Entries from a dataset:
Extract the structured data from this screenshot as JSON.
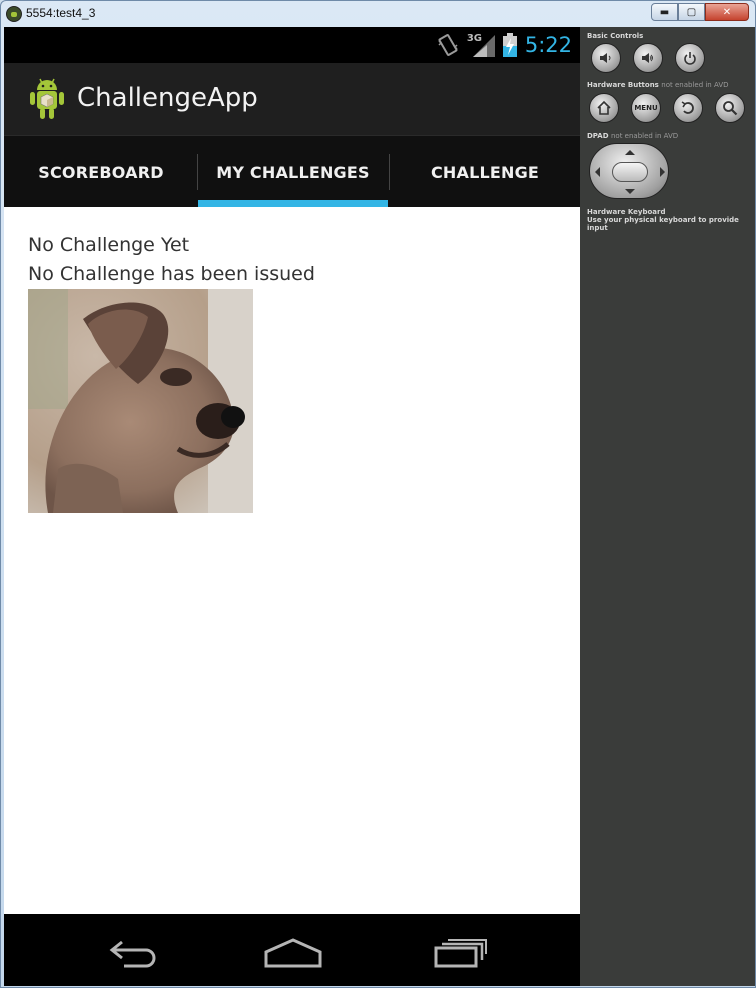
{
  "window": {
    "title": "5554:test4_3",
    "minimize_label": "▬",
    "maximize_label": "▢",
    "close_label": "✕"
  },
  "statusbar": {
    "network": "3G",
    "clock": "5:22"
  },
  "actionbar": {
    "app_title": "ChallengeApp"
  },
  "tabs": [
    {
      "label": "SCOREBOARD",
      "selected": false
    },
    {
      "label": "MY CHALLENGES",
      "selected": true
    },
    {
      "label": "CHALLENGE",
      "selected": false
    }
  ],
  "accent_color": "#33b5e5",
  "content": {
    "heading": "No Challenge Yet",
    "message": "No Challenge has been issued",
    "image": "terrier-puppy-photo"
  },
  "navbar": {
    "back": "back-icon",
    "home": "home-icon",
    "recents": "recents-icon"
  },
  "panel": {
    "basic_controls": "Basic Controls",
    "hardware_buttons": "Hardware Buttons",
    "hardware_buttons_note": "not enabled in AVD",
    "dpad": "DPAD",
    "dpad_note": "not enabled in AVD",
    "keyboard_title": "Hardware Keyboard",
    "keyboard_note": "Use your physical keyboard to provide input",
    "menu_label": "MENU"
  }
}
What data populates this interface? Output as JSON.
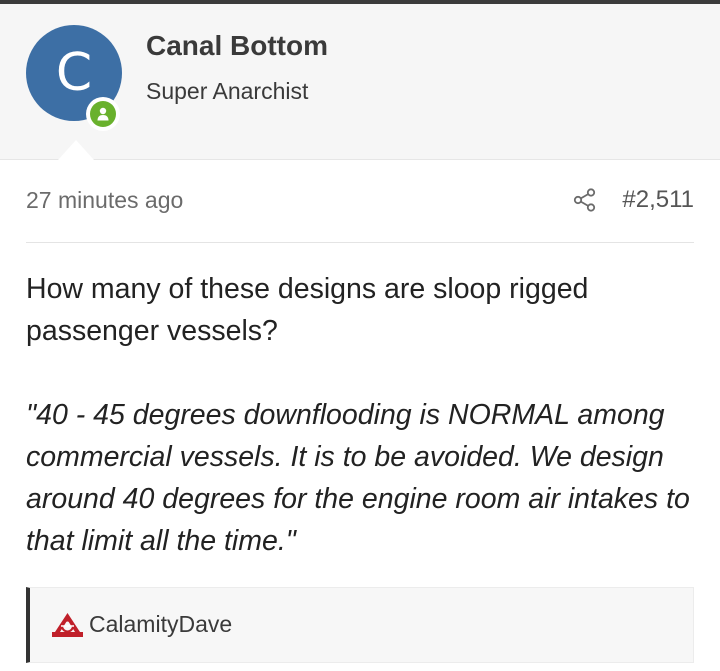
{
  "author": {
    "avatar_letter": "C",
    "avatar_color": "#3d6fa5",
    "online_status_color": "#69b12d",
    "name": "Canal Bottom",
    "rank": "Super Anarchist"
  },
  "post_meta": {
    "timestamp": "27 minutes ago",
    "share_icon": "share-icon",
    "post_number": "#2,511"
  },
  "post": {
    "body": "How many of these designs are sloop rigged passenger vessels?",
    "quote": "\"40 - 45 degrees downflooding is NORMAL among commercial vessels. It is to be avoided. We design around 40 degrees for the engine room air intakes to that limit all the time.\""
  },
  "signature": {
    "logo_icon": "anarchy-logo-icon",
    "logo_color": "#c0202a",
    "name": "CalamityDave"
  }
}
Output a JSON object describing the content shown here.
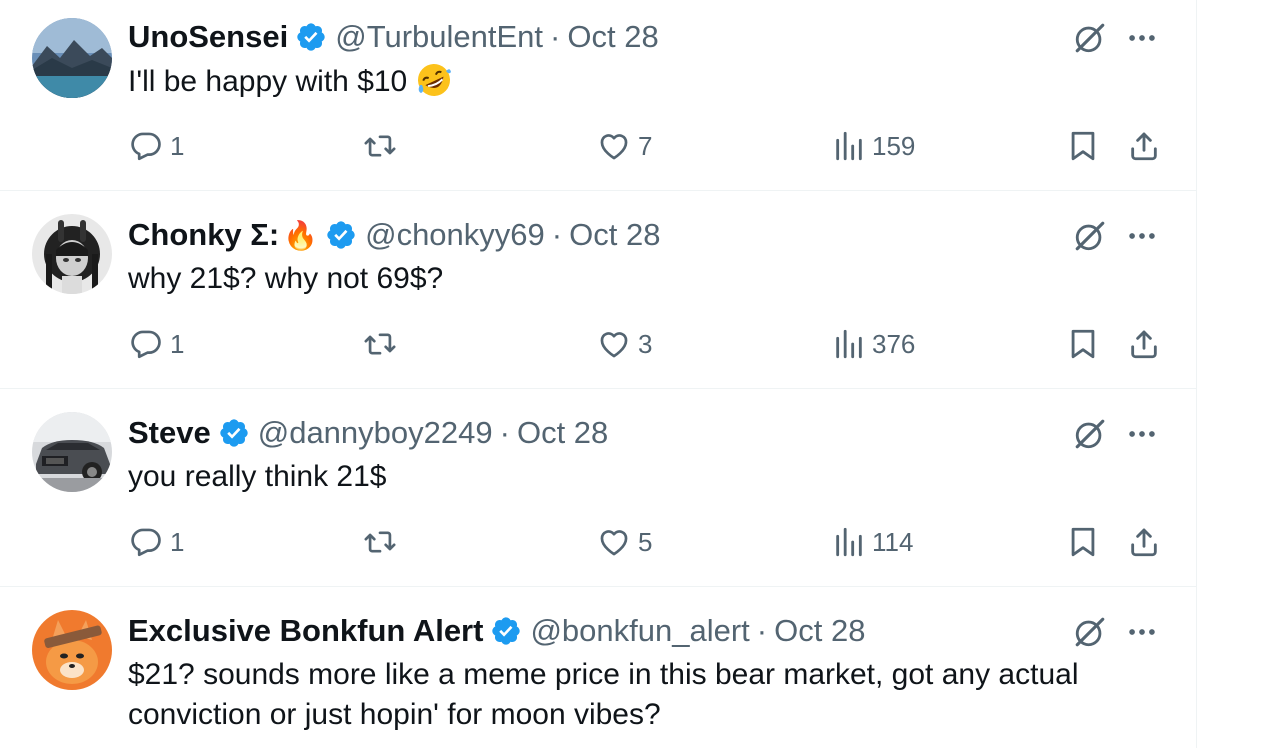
{
  "tweets": [
    {
      "name": "UnoSensei",
      "handle": "@TurbulentEnt",
      "separator": "·",
      "date": "Oct 28",
      "text": "I'll be happy with $10",
      "emoji": "rolling-on-floor-laughing",
      "replies": "1",
      "likes": "7",
      "views": "159",
      "verified": true
    },
    {
      "name": "Chonky Σ:",
      "name_emoji": "🔥",
      "handle": "@chonkyy69",
      "separator": "·",
      "date": "Oct 28",
      "text": "why 21$? why not 69$?",
      "replies": "1",
      "likes": "3",
      "views": "376",
      "verified": true
    },
    {
      "name": "Steve",
      "handle": "@dannyboy2249",
      "separator": "·",
      "date": "Oct 28",
      "text": "you really think 21$",
      "replies": "1",
      "likes": "5",
      "views": "114",
      "verified": true
    },
    {
      "name": "Exclusive Bonkfun Alert",
      "handle": "@bonkfun_alert",
      "separator": "·",
      "date": "Oct 28",
      "text": "$21? sounds more like a meme price in this bear market, got any actual conviction or just hopin' for moon vibes?",
      "verified": true
    }
  ],
  "icons": {
    "reply": "reply-icon",
    "retweet": "retweet-icon",
    "like": "heart-icon",
    "views": "views-icon",
    "bookmark": "bookmark-icon",
    "share": "share-icon",
    "grok": "grok-icon",
    "more": "more-icon",
    "verified": "verified-badge-icon"
  },
  "colors": {
    "text": "#0f1419",
    "secondary": "#536471",
    "verified": "#1d9bf0",
    "divider": "#eff3f4"
  }
}
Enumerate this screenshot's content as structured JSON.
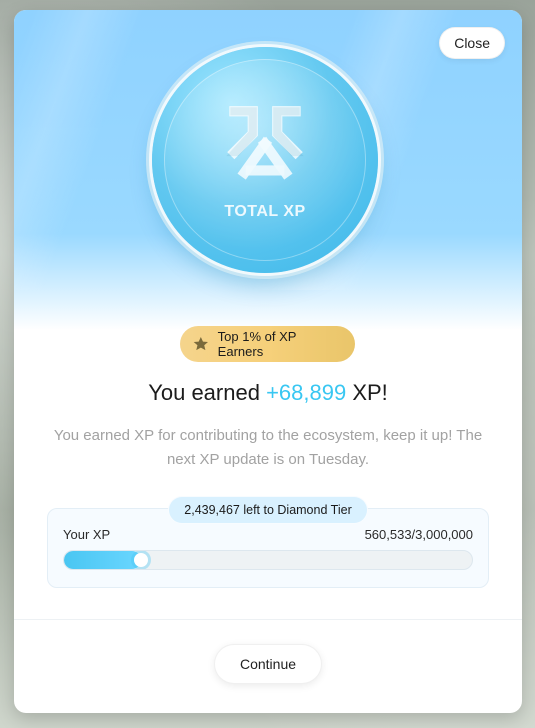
{
  "modal": {
    "close_label": "Close",
    "coin": {
      "label": "TOTAL XP",
      "icon": "xp-logo-icon"
    },
    "rank_badge": {
      "icon": "star-icon",
      "text": "Top 1% of XP Earners"
    },
    "headline": {
      "prefix": "You earned ",
      "xp_amount": "+68,899",
      "suffix": " XP!"
    },
    "description": "You earned XP for contributing to the ecosystem, keep it up! The next XP update is on Tuesday.",
    "xp_progress": {
      "tier_text": "2,439,467 left to Diamond Tier",
      "label": "Your XP",
      "value_text": "560,533/3,000,000",
      "fraction": 0.1868
    },
    "continue_label": "Continue",
    "colors": {
      "accent": "#39c7f2",
      "gold": "#f5d48c",
      "muted_text": "#a2a2a2"
    }
  }
}
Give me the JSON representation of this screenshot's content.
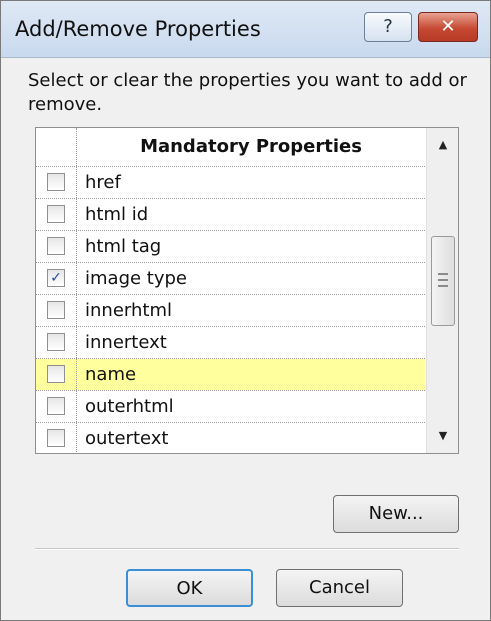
{
  "dialog": {
    "title": "Add/Remove Properties",
    "help_label": "?",
    "close_label": "✕"
  },
  "instructions": "Select or clear the properties you want to add or remove.",
  "grid": {
    "header": "Mandatory Properties",
    "rows": [
      {
        "label": "href",
        "checked": false,
        "highlighted": false,
        "check": ""
      },
      {
        "label": "html id",
        "checked": false,
        "highlighted": false,
        "check": ""
      },
      {
        "label": "html tag",
        "checked": false,
        "highlighted": false,
        "check": ""
      },
      {
        "label": "image type",
        "checked": true,
        "highlighted": false,
        "check": "✓"
      },
      {
        "label": "innerhtml",
        "checked": false,
        "highlighted": false,
        "check": ""
      },
      {
        "label": "innertext",
        "checked": false,
        "highlighted": false,
        "check": ""
      },
      {
        "label": "name",
        "checked": false,
        "highlighted": true,
        "check": ""
      },
      {
        "label": "outerhtml",
        "checked": false,
        "highlighted": false,
        "check": ""
      },
      {
        "label": "outertext",
        "checked": false,
        "highlighted": false,
        "check": ""
      }
    ],
    "scroll_up": "▲",
    "scroll_down": "▼"
  },
  "buttons": {
    "new": "New...",
    "ok": "OK",
    "cancel": "Cancel"
  },
  "colors": {
    "highlight_row": "#ffff9e",
    "ok_focus_border": "#3c8fd6",
    "close_button": "#c64a33"
  }
}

→ **REQUIRED WORK**
Each entry should be repeated exactly as it appears; the pictures stay out.

→ **ANSWER IN FULL**
Extract the structured data from this screenshot as JSON.
{
  "window": {
    "title": "5554:test4_3",
    "minimize_label": "▬",
    "maximize_label": "▢",
    "close_label": "✕"
  },
  "statusbar": {
    "network": "3G",
    "clock": "5:22"
  },
  "actionbar": {
    "app_title": "ChallengeApp"
  },
  "tabs": [
    {
      "label": "SCOREBOARD",
      "selected": false
    },
    {
      "label": "MY CHALLENGES",
      "selected": true
    },
    {
      "label": "CHALLENGE",
      "selected": false
    }
  ],
  "accent_color": "#33b5e5",
  "content": {
    "heading": "No Challenge Yet",
    "message": "No Challenge has been issued",
    "image": "terrier-puppy-photo"
  },
  "navbar": {
    "back": "back-icon",
    "home": "home-icon",
    "recents": "recents-icon"
  },
  "panel": {
    "basic_controls": "Basic Controls",
    "hardware_buttons": "Hardware Buttons",
    "hardware_buttons_note": "not enabled in AVD",
    "dpad": "DPAD",
    "dpad_note": "not enabled in AVD",
    "keyboard_title": "Hardware Keyboard",
    "keyboard_note": "Use your physical keyboard to provide input",
    "menu_label": "MENU"
  }
}
What data populates this interface? Output as JSON.
{
  "author": {
    "avatar_letter": "C",
    "avatar_color": "#3d6fa5",
    "online_status_color": "#69b12d",
    "name": "Canal Bottom",
    "rank": "Super Anarchist"
  },
  "post_meta": {
    "timestamp": "27 minutes ago",
    "share_icon": "share-icon",
    "post_number": "#2,511"
  },
  "post": {
    "body": "How many of these designs are sloop rigged passenger vessels?",
    "quote": "\"40 - 45 degrees downflooding is NORMAL among commercial vessels. It is to be avoided. We design around 40 degrees for the engine room air intakes to that limit all the time.\""
  },
  "signature": {
    "logo_icon": "anarchy-logo-icon",
    "logo_color": "#c0202a",
    "name": "CalamityDave"
  }
}
Output a JSON object describing the content shown here.
{
  "tweets": [
    {
      "name": "UnoSensei",
      "handle": "@TurbulentEnt",
      "separator": "·",
      "date": "Oct 28",
      "text": "I'll be happy with $10",
      "emoji": "rolling-on-floor-laughing",
      "replies": "1",
      "likes": "7",
      "views": "159",
      "verified": true
    },
    {
      "name": "Chonky Σ:",
      "name_emoji": "🔥",
      "handle": "@chonkyy69",
      "separator": "·",
      "date": "Oct 28",
      "text": "why 21$? why not 69$?",
      "replies": "1",
      "likes": "3",
      "views": "376",
      "verified": true
    },
    {
      "name": "Steve",
      "handle": "@dannyboy2249",
      "separator": "·",
      "date": "Oct 28",
      "text": "you really think 21$",
      "replies": "1",
      "likes": "5",
      "views": "114",
      "verified": true
    },
    {
      "name": "Exclusive Bonkfun Alert",
      "handle": "@bonkfun_alert",
      "separator": "·",
      "date": "Oct 28",
      "text": "$21? sounds more like a meme price in this bear market, got any actual conviction or just hopin' for moon vibes?",
      "verified": true
    }
  ],
  "icons": {
    "reply": "reply-icon",
    "retweet": "retweet-icon",
    "like": "heart-icon",
    "views": "views-icon",
    "bookmark": "bookmark-icon",
    "share": "share-icon",
    "grok": "grok-icon",
    "more": "more-icon",
    "verified": "verified-badge-icon"
  },
  "colors": {
    "text": "#0f1419",
    "secondary": "#536471",
    "verified": "#1d9bf0",
    "divider": "#eff3f4"
  }
}
Enumerate this screenshot's content as structured JSON.
{
  "modal": {
    "close_label": "Close",
    "coin": {
      "label": "TOTAL XP",
      "icon": "xp-logo-icon"
    },
    "rank_badge": {
      "icon": "star-icon",
      "text": "Top 1% of XP Earners"
    },
    "headline": {
      "prefix": "You earned ",
      "xp_amount": "+68,899",
      "suffix": " XP!"
    },
    "description": "You earned XP for contributing to the ecosystem, keep it up! The next XP update is on Tuesday.",
    "xp_progress": {
      "tier_text": "2,439,467 left to Diamond Tier",
      "label": "Your XP",
      "value_text": "560,533/3,000,000",
      "fraction": 0.1868
    },
    "continue_label": "Continue",
    "colors": {
      "accent": "#39c7f2",
      "gold": "#f5d48c",
      "muted_text": "#a2a2a2"
    }
  }
}
Give me the JSON representation of this screenshot's content.
{
  "dialog": {
    "title": "Add/Remove Properties",
    "help_label": "?",
    "close_label": "✕"
  },
  "instructions": "Select or clear the properties you want to add or remove.",
  "grid": {
    "header": "Mandatory Properties",
    "rows": [
      {
        "label": "href",
        "checked": false,
        "highlighted": false,
        "check": ""
      },
      {
        "label": "html id",
        "checked": false,
        "highlighted": false,
        "check": ""
      },
      {
        "label": "html tag",
        "checked": false,
        "highlighted": false,
        "check": ""
      },
      {
        "label": "image type",
        "checked": true,
        "highlighted": false,
        "check": "✓"
      },
      {
        "label": "innerhtml",
        "checked": false,
        "highlighted": false,
        "check": ""
      },
      {
        "label": "innertext",
        "checked": false,
        "highlighted": false,
        "check": ""
      },
      {
        "label": "name",
        "checked": false,
        "highlighted": true,
        "check": ""
      },
      {
        "label": "outerhtml",
        "checked": false,
        "highlighted": false,
        "check": ""
      },
      {
        "label": "outertext",
        "checked": false,
        "highlighted": false,
        "check": ""
      }
    ],
    "scroll_up": "▲",
    "scroll_down": "▼"
  },
  "buttons": {
    "new": "New...",
    "ok": "OK",
    "cancel": "Cancel"
  },
  "colors": {
    "highlight_row": "#ffff9e",
    "ok_focus_border": "#3c8fd6",
    "close_button": "#c64a33"
  }
}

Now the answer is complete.